INPUT DATA:

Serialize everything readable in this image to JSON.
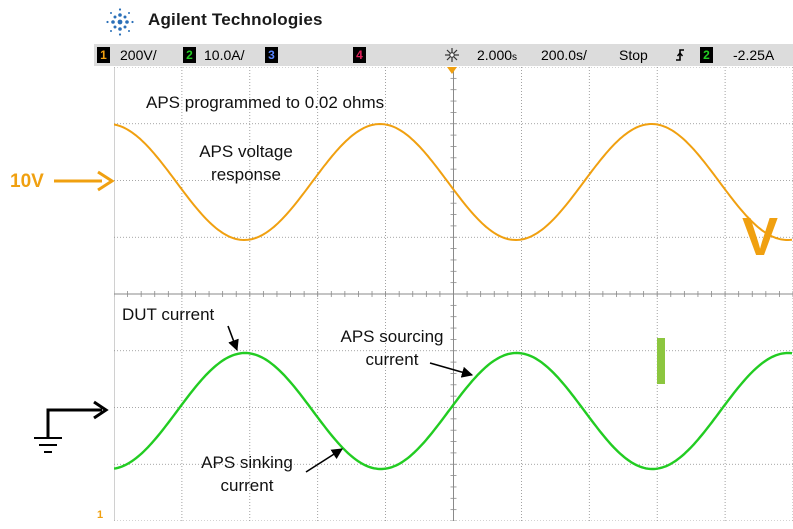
{
  "header": {
    "brand": "Agilent Technologies",
    "logo_icon": "agilent-spark-icon"
  },
  "status_bar": {
    "ch1_num": "1",
    "ch1_scale": "200",
    "ch1_unit": "V/",
    "ch2_num": "2",
    "ch2_scale": "10.0A/",
    "ch3_num": "3",
    "ch4_num": "4",
    "time_pos": "2.000",
    "time_pos_unit": "s",
    "time_scale": "200.0",
    "time_scale_unit": "s/",
    "run_state": "Stop",
    "trigger_icon": "trigger-edge-icon",
    "trigger_ch": "2",
    "trigger_level": "-2.25A"
  },
  "colors": {
    "ch1": "#f0a010",
    "ch2": "#22cc22",
    "ch3": "#3a5fcd",
    "ch4": "#e0205a",
    "grid": "#8a8a8a"
  },
  "annotations": {
    "title": "APS programmed  to 0.02 ohms",
    "voltage_line1": "APS voltage",
    "voltage_line2": "response",
    "dut_current": "DUT current",
    "sourcing_line1": "APS sourcing",
    "sourcing_line2": "current",
    "sinking_line1": "APS sinking",
    "sinking_line2": "current",
    "ten_v": "10V",
    "v_marker": "V"
  },
  "markers": {
    "ch1_ground": "1"
  }
}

WHAT IS EXPECTED: The entries above should be reproduced exactly, without their pictures.

SOLUTION FOR THIS EXERCISE:
Serialize everything readable in this image to JSON.
{
  "header": {
    "brand": "Agilent Technologies",
    "logo_icon": "agilent-spark-icon"
  },
  "status_bar": {
    "ch1_num": "1",
    "ch1_scale": "200",
    "ch1_unit": "V/",
    "ch2_num": "2",
    "ch2_scale": "10.0A/",
    "ch3_num": "3",
    "ch4_num": "4",
    "time_pos": "2.000",
    "time_pos_unit": "s",
    "time_scale": "200.0",
    "time_scale_unit": "s/",
    "run_state": "Stop",
    "trigger_icon": "trigger-edge-icon",
    "trigger_ch": "2",
    "trigger_level": "-2.25A"
  },
  "colors": {
    "ch1": "#f0a010",
    "ch2": "#22cc22",
    "ch3": "#3a5fcd",
    "ch4": "#e0205a",
    "grid": "#8a8a8a"
  },
  "annotations": {
    "title": "APS programmed  to 0.02 ohms",
    "voltage_line1": "APS voltage",
    "voltage_line2": "response",
    "dut_current": "DUT current",
    "sourcing_line1": "APS sourcing",
    "sourcing_line2": "current",
    "sinking_line1": "APS sinking",
    "sinking_line2": "current",
    "ten_v": "10V",
    "v_marker": "V"
  },
  "markers": {
    "ch1_ground": "1"
  }
}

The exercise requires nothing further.